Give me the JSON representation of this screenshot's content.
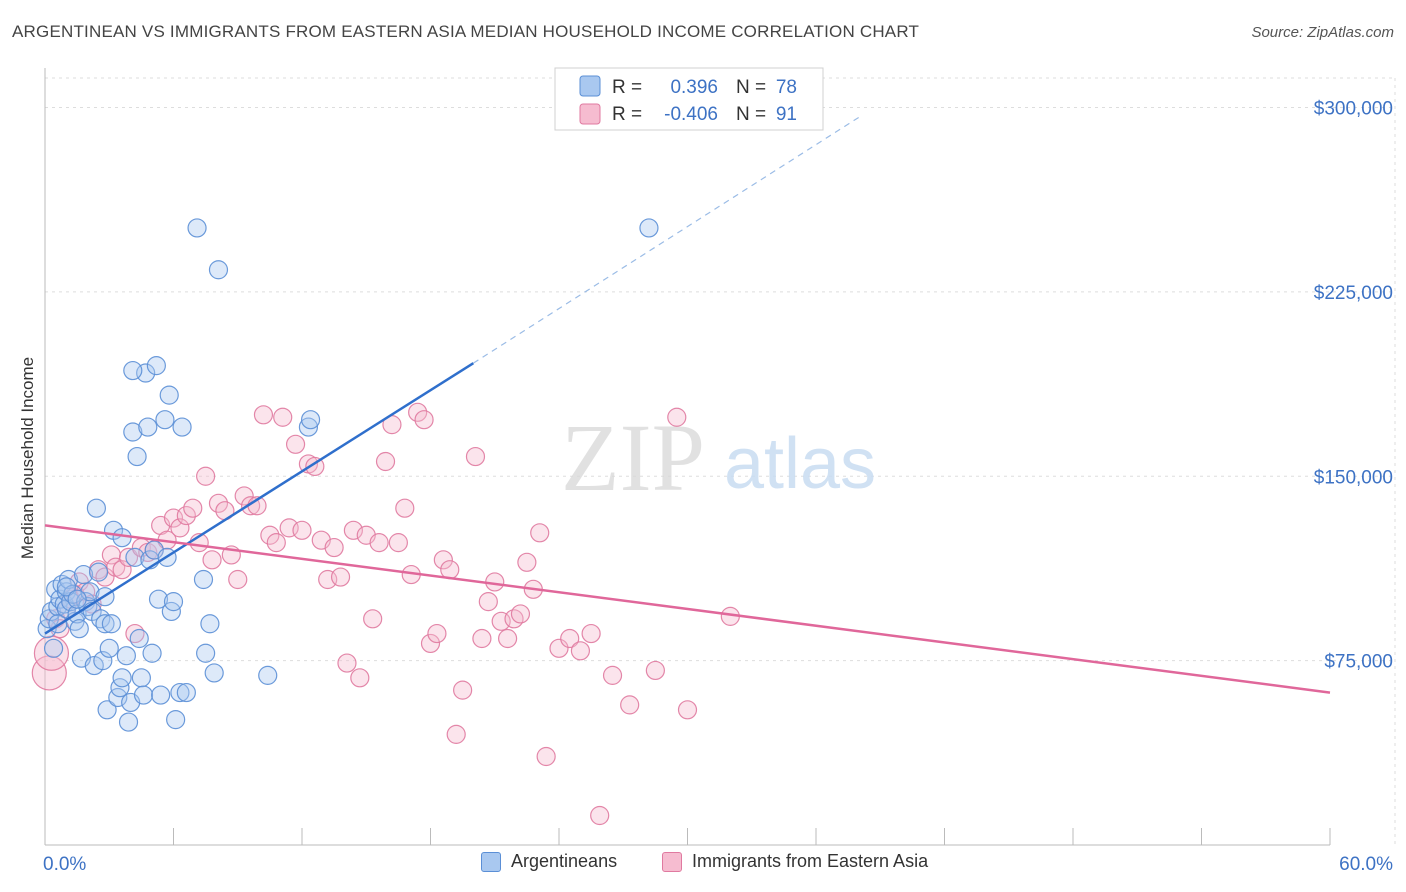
{
  "title": "ARGENTINEAN VS IMMIGRANTS FROM EASTERN ASIA MEDIAN HOUSEHOLD INCOME CORRELATION CHART",
  "source": "Source: ZipAtlas.com",
  "watermark": {
    "zip": "ZIP",
    "atlas": "atlas"
  },
  "colors": {
    "blue_fill": "#a9c8f0",
    "blue_stroke": "#5b8fd6",
    "blue_line": "#2f6fcc",
    "pink_fill": "#f6bcd0",
    "pink_stroke": "#e07aa0",
    "pink_line": "#e0679a",
    "axis_text": "#3d72c4",
    "grid": "#dddddd"
  },
  "legend_top": [
    {
      "r_label": "R =",
      "r_value": "0.396",
      "n_label": "N =",
      "n_value": "78"
    },
    {
      "r_label": "R =",
      "r_value": "-0.406",
      "n_label": "N =",
      "n_value": "91"
    }
  ],
  "legend_bottom": [
    {
      "label": "Argentineans"
    },
    {
      "label": "Immigrants from Eastern Asia"
    }
  ],
  "chart_data": {
    "type": "scatter",
    "title": "ARGENTINEAN VS IMMIGRANTS FROM EASTERN ASIA MEDIAN HOUSEHOLD INCOME CORRELATION CHART",
    "xlabel": "",
    "ylabel": "Median Household Income",
    "xlim": [
      0,
      60
    ],
    "ylim": [
      0,
      312000
    ],
    "x_tick_labels": [
      "0.0%",
      "60.0%"
    ],
    "y_ticks": [
      75000,
      150000,
      225000,
      300000
    ],
    "y_tick_labels": [
      "$75,000",
      "$150,000",
      "$225,000",
      "$300,000"
    ],
    "grid": true,
    "series": [
      {
        "name": "Argentineans",
        "r": 0.396,
        "n": 78,
        "trend": {
          "x0": 0,
          "y0": 86000,
          "x1": 20,
          "y1": 196000,
          "dash_to_x": 38,
          "dash_to_y": 296000
        },
        "points": [
          [
            0.1,
            88000
          ],
          [
            0.2,
            92000
          ],
          [
            0.3,
            95000
          ],
          [
            0.4,
            80000
          ],
          [
            0.5,
            104000
          ],
          [
            0.6,
            97000
          ],
          [
            0.7,
            100000
          ],
          [
            0.8,
            106000
          ],
          [
            0.9,
            98000
          ],
          [
            1.0,
            103000
          ],
          [
            1.0,
            96000
          ],
          [
            1.1,
            108000
          ],
          [
            1.2,
            99000
          ],
          [
            1.3,
            102000
          ],
          [
            1.4,
            91000
          ],
          [
            1.5,
            94000
          ],
          [
            1.6,
            88000
          ],
          [
            1.7,
            76000
          ],
          [
            1.8,
            110000
          ],
          [
            1.9,
            99000
          ],
          [
            2.0,
            97000
          ],
          [
            2.1,
            103000
          ],
          [
            2.2,
            95000
          ],
          [
            2.3,
            73000
          ],
          [
            2.4,
            137000
          ],
          [
            2.5,
            111000
          ],
          [
            2.6,
            92000
          ],
          [
            2.7,
            75000
          ],
          [
            2.8,
            90000
          ],
          [
            2.9,
            55000
          ],
          [
            3.0,
            80000
          ],
          [
            3.1,
            90000
          ],
          [
            3.2,
            128000
          ],
          [
            3.4,
            60000
          ],
          [
            3.5,
            64000
          ],
          [
            3.6,
            68000
          ],
          [
            3.8,
            77000
          ],
          [
            3.9,
            50000
          ],
          [
            4.0,
            58000
          ],
          [
            4.1,
            168000
          ],
          [
            4.2,
            117000
          ],
          [
            4.3,
            158000
          ],
          [
            4.4,
            84000
          ],
          [
            4.5,
            68000
          ],
          [
            4.6,
            61000
          ],
          [
            4.7,
            192000
          ],
          [
            4.8,
            170000
          ],
          [
            4.9,
            116000
          ],
          [
            5.0,
            78000
          ],
          [
            5.1,
            120000
          ],
          [
            5.2,
            195000
          ],
          [
            5.3,
            100000
          ],
          [
            5.4,
            61000
          ],
          [
            5.6,
            173000
          ],
          [
            5.7,
            117000
          ],
          [
            5.8,
            183000
          ],
          [
            5.9,
            95000
          ],
          [
            6.0,
            99000
          ],
          [
            6.1,
            51000
          ],
          [
            6.3,
            62000
          ],
          [
            6.4,
            170000
          ],
          [
            6.6,
            62000
          ],
          [
            7.1,
            251000
          ],
          [
            7.4,
            108000
          ],
          [
            7.5,
            78000
          ],
          [
            7.7,
            90000
          ],
          [
            7.9,
            70000
          ],
          [
            8.1,
            234000
          ],
          [
            10.4,
            69000
          ],
          [
            12.3,
            170000
          ],
          [
            12.4,
            173000
          ],
          [
            28.2,
            251000
          ],
          [
            1.0,
            105000
          ],
          [
            2.8,
            101000
          ],
          [
            0.6,
            90000
          ],
          [
            1.5,
            100000
          ],
          [
            3.6,
            125000
          ],
          [
            4.1,
            193000
          ]
        ]
      },
      {
        "name": "Immigrants from Eastern Asia",
        "r": -0.406,
        "n": 91,
        "trend": {
          "x0": 0,
          "y0": 130000,
          "x1": 60,
          "y1": 62000
        },
        "points": [
          [
            0.2,
            70000
          ],
          [
            0.3,
            78000
          ],
          [
            0.5,
            92000
          ],
          [
            0.7,
            88000
          ],
          [
            1.0,
            96000
          ],
          [
            1.2,
            100000
          ],
          [
            1.4,
            102000
          ],
          [
            1.6,
            107000
          ],
          [
            1.9,
            103000
          ],
          [
            2.2,
            98000
          ],
          [
            2.5,
            112000
          ],
          [
            2.8,
            109000
          ],
          [
            3.1,
            118000
          ],
          [
            3.3,
            113000
          ],
          [
            3.6,
            112000
          ],
          [
            3.9,
            117000
          ],
          [
            4.2,
            86000
          ],
          [
            4.5,
            121000
          ],
          [
            4.8,
            119000
          ],
          [
            5.1,
            120000
          ],
          [
            5.4,
            130000
          ],
          [
            5.7,
            124000
          ],
          [
            6.0,
            133000
          ],
          [
            6.3,
            129000
          ],
          [
            6.6,
            134000
          ],
          [
            6.9,
            137000
          ],
          [
            7.2,
            123000
          ],
          [
            7.5,
            150000
          ],
          [
            7.8,
            116000
          ],
          [
            8.1,
            139000
          ],
          [
            8.4,
            136000
          ],
          [
            8.7,
            118000
          ],
          [
            9.0,
            108000
          ],
          [
            9.3,
            142000
          ],
          [
            9.6,
            138000
          ],
          [
            9.9,
            138000
          ],
          [
            10.2,
            175000
          ],
          [
            10.5,
            126000
          ],
          [
            10.8,
            123000
          ],
          [
            11.1,
            174000
          ],
          [
            11.4,
            129000
          ],
          [
            11.7,
            163000
          ],
          [
            12.0,
            128000
          ],
          [
            12.3,
            155000
          ],
          [
            12.6,
            154000
          ],
          [
            12.9,
            124000
          ],
          [
            13.2,
            108000
          ],
          [
            13.5,
            121000
          ],
          [
            13.8,
            109000
          ],
          [
            14.1,
            74000
          ],
          [
            14.4,
            128000
          ],
          [
            14.7,
            68000
          ],
          [
            15.0,
            126000
          ],
          [
            15.3,
            92000
          ],
          [
            15.6,
            123000
          ],
          [
            15.9,
            156000
          ],
          [
            16.2,
            171000
          ],
          [
            16.5,
            123000
          ],
          [
            16.8,
            137000
          ],
          [
            17.1,
            110000
          ],
          [
            17.4,
            176000
          ],
          [
            17.7,
            173000
          ],
          [
            18.0,
            82000
          ],
          [
            18.3,
            86000
          ],
          [
            18.6,
            116000
          ],
          [
            18.9,
            112000
          ],
          [
            19.2,
            45000
          ],
          [
            19.5,
            63000
          ],
          [
            20.1,
            158000
          ],
          [
            20.4,
            84000
          ],
          [
            20.7,
            99000
          ],
          [
            21.0,
            107000
          ],
          [
            21.3,
            91000
          ],
          [
            21.6,
            84000
          ],
          [
            21.9,
            92000
          ],
          [
            22.2,
            94000
          ],
          [
            22.5,
            115000
          ],
          [
            22.8,
            104000
          ],
          [
            23.1,
            127000
          ],
          [
            23.4,
            36000
          ],
          [
            24.0,
            80000
          ],
          [
            24.5,
            84000
          ],
          [
            25.0,
            79000
          ],
          [
            25.5,
            86000
          ],
          [
            25.9,
            12000
          ],
          [
            26.5,
            69000
          ],
          [
            27.3,
            57000
          ],
          [
            28.5,
            71000
          ],
          [
            29.5,
            174000
          ],
          [
            30.0,
            55000
          ],
          [
            32.0,
            93000
          ]
        ]
      }
    ]
  }
}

|---|

* _Aim of the exercise_:
Each line containing the word "title" counts once; report the total alone.

* _Answer to the task_:
2